** start TASK MATERIAL **
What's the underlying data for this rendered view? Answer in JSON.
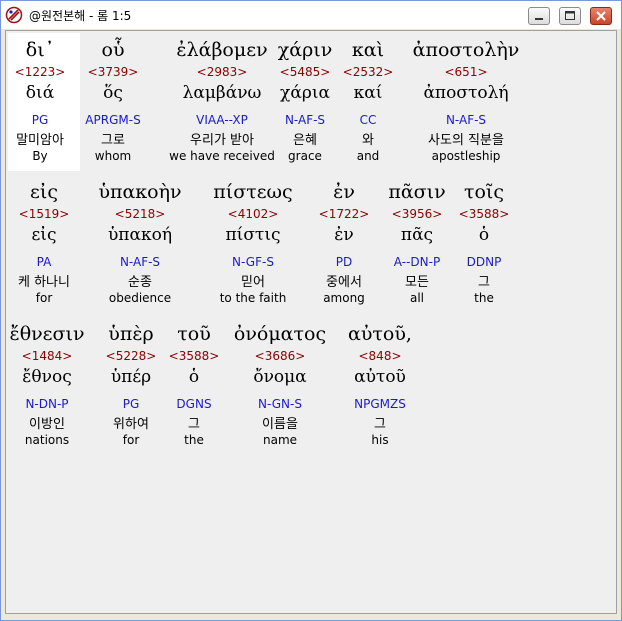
{
  "window": {
    "title": "@원전본해 - 롬 1:5"
  },
  "rows": [
    {
      "words": [
        {
          "greek": "δι᾽",
          "num": "<1223>",
          "lemma": "διά",
          "parse": "PG",
          "korean": "말미암아",
          "english": "By"
        },
        {
          "greek": "οὗ",
          "num": "<3739>",
          "lemma": "ὅς",
          "parse": "APRGM-S",
          "korean": "그로",
          "english": "whom"
        },
        {
          "greek": "ἐλάβομεν",
          "num": "<2983>",
          "lemma": "λαμβάνω",
          "parse": "VIAA--XP",
          "korean": "우리가 받아",
          "english": "we have received"
        },
        {
          "greek": "χάριν",
          "num": "<5485>",
          "lemma": "χάρια",
          "parse": "N-AF-S",
          "korean": "은혜",
          "english": "grace"
        },
        {
          "greek": "καὶ",
          "num": "<2532>",
          "lemma": "καί",
          "parse": "CC",
          "korean": "와",
          "english": "and"
        },
        {
          "greek": "ἀποστολὴν",
          "num": "<651>",
          "lemma": "ἀποστολή",
          "parse": "N-AF-S",
          "korean": "사도의 직분을",
          "english": "apostleship"
        }
      ]
    },
    {
      "words": [
        {
          "greek": "εἰς",
          "num": "<1519>",
          "lemma": "εἰς",
          "parse": "PA",
          "korean": "케 하나니",
          "english": "for"
        },
        {
          "greek": "ὑπακοὴν",
          "num": "<5218>",
          "lemma": "ὑπακοή",
          "parse": "N-AF-S",
          "korean": "순종",
          "english": "obedience"
        },
        {
          "greek": "πίστεως",
          "num": "<4102>",
          "lemma": "πίστις",
          "parse": "N-GF-S",
          "korean": "믿어",
          "english": "to the faith"
        },
        {
          "greek": "ἐν",
          "num": "<1722>",
          "lemma": "ἐν",
          "parse": "PD",
          "korean": "중에서",
          "english": "among"
        },
        {
          "greek": "πᾶσιν",
          "num": "<3956>",
          "lemma": "πᾶς",
          "parse": "A--DN-P",
          "korean": "모든",
          "english": "all"
        },
        {
          "greek": "τοῖς",
          "num": "<3588>",
          "lemma": "ὁ",
          "parse": "DDNP",
          "korean": "그",
          "english": "the"
        }
      ]
    },
    {
      "words": [
        {
          "greek": "ἔθνεσιν",
          "num": "<1484>",
          "lemma": "ἔθνος",
          "parse": "N-DN-P",
          "korean": "이방인",
          "english": "nations"
        },
        {
          "greek": "ὑπὲρ",
          "num": "<5228>",
          "lemma": "ὑπέρ",
          "parse": "PG",
          "korean": "위하여",
          "english": "for"
        },
        {
          "greek": "τοῦ",
          "num": "<3588>",
          "lemma": "ὁ",
          "parse": "DGNS",
          "korean": "그",
          "english": "the"
        },
        {
          "greek": "ὀνόματος",
          "num": "<3686>",
          "lemma": "ὄνομα",
          "parse": "N-GN-S",
          "korean": "이름을",
          "english": "name"
        },
        {
          "greek": "αὐτοῦ,",
          "num": "<848>",
          "lemma": "αὐτοῦ",
          "parse": "NPGMZS",
          "korean": "그",
          "english": "his"
        }
      ]
    }
  ]
}
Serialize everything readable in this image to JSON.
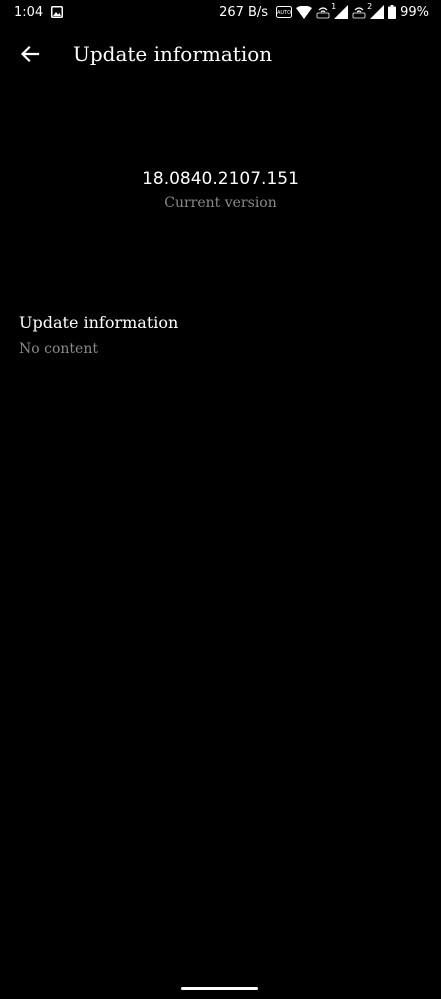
** end TASK MATERIAL **
_WRITTEN EXERCISE_
Output the data above without changes, apart from leaving out the pictures.

_EXERCISE OUTPUT_
What's the underlying data for this rendered view? Answer in JSON.
{
  "window": {
    "title": "@원전본해 - 롬 1:5"
  },
  "rows": [
    {
      "words": [
        {
          "greek": "δι᾽",
          "num": "<1223>",
          "lemma": "διά",
          "parse": "PG",
          "korean": "말미암아",
          "english": "By"
        },
        {
          "greek": "οὗ",
          "num": "<3739>",
          "lemma": "ὅς",
          "parse": "APRGM-S",
          "korean": "그로",
          "english": "whom"
        },
        {
          "greek": "ἐλάβομεν",
          "num": "<2983>",
          "lemma": "λαμβάνω",
          "parse": "VIAA--XP",
          "korean": "우리가 받아",
          "english": "we have received"
        },
        {
          "greek": "χάριν",
          "num": "<5485>",
          "lemma": "χάρια",
          "parse": "N-AF-S",
          "korean": "은혜",
          "english": "grace"
        },
        {
          "greek": "καὶ",
          "num": "<2532>",
          "lemma": "καί",
          "parse": "CC",
          "korean": "와",
          "english": "and"
        },
        {
          "greek": "ἀποστολὴν",
          "num": "<651>",
          "lemma": "ἀποστολή",
          "parse": "N-AF-S",
          "korean": "사도의 직분을",
          "english": "apostleship"
        }
      ]
    },
    {
      "words": [
        {
          "greek": "εἰς",
          "num": "<1519>",
          "lemma": "εἰς",
          "parse": "PA",
          "korean": "케 하나니",
          "english": "for"
        },
        {
          "greek": "ὑπακοὴν",
          "num": "<5218>",
          "lemma": "ὑπακοή",
          "parse": "N-AF-S",
          "korean": "순종",
          "english": "obedience"
        },
        {
          "greek": "πίστεως",
          "num": "<4102>",
          "lemma": "πίστις",
          "parse": "N-GF-S",
          "korean": "믿어",
          "english": "to the faith"
        },
        {
          "greek": "ἐν",
          "num": "<1722>",
          "lemma": "ἐν",
          "parse": "PD",
          "korean": "중에서",
          "english": "among"
        },
        {
          "greek": "πᾶσιν",
          "num": "<3956>",
          "lemma": "πᾶς",
          "parse": "A--DN-P",
          "korean": "모든",
          "english": "all"
        },
        {
          "greek": "τοῖς",
          "num": "<3588>",
          "lemma": "ὁ",
          "parse": "DDNP",
          "korean": "그",
          "english": "the"
        }
      ]
    },
    {
      "words": [
        {
          "greek": "ἔθνεσιν",
          "num": "<1484>",
          "lemma": "ἔθνος",
          "parse": "N-DN-P",
          "korean": "이방인",
          "english": "nations"
        },
        {
          "greek": "ὑπὲρ",
          "num": "<5228>",
          "lemma": "ὑπέρ",
          "parse": "PG",
          "korean": "위하여",
          "english": "for"
        },
        {
          "greek": "τοῦ",
          "num": "<3588>",
          "lemma": "ὁ",
          "parse": "DGNS",
          "korean": "그",
          "english": "the"
        },
        {
          "greek": "ὀνόματος",
          "num": "<3686>",
          "lemma": "ὄνομα",
          "parse": "N-GN-S",
          "korean": "이름을",
          "english": "name"
        },
        {
          "greek": "αὐτοῦ,",
          "num": "<848>",
          "lemma": "αὐτοῦ",
          "parse": "NPGMZS",
          "korean": "그",
          "english": "his"
        }
      ]
    }
  ]
}
Serialize everything readable in this image to JSON.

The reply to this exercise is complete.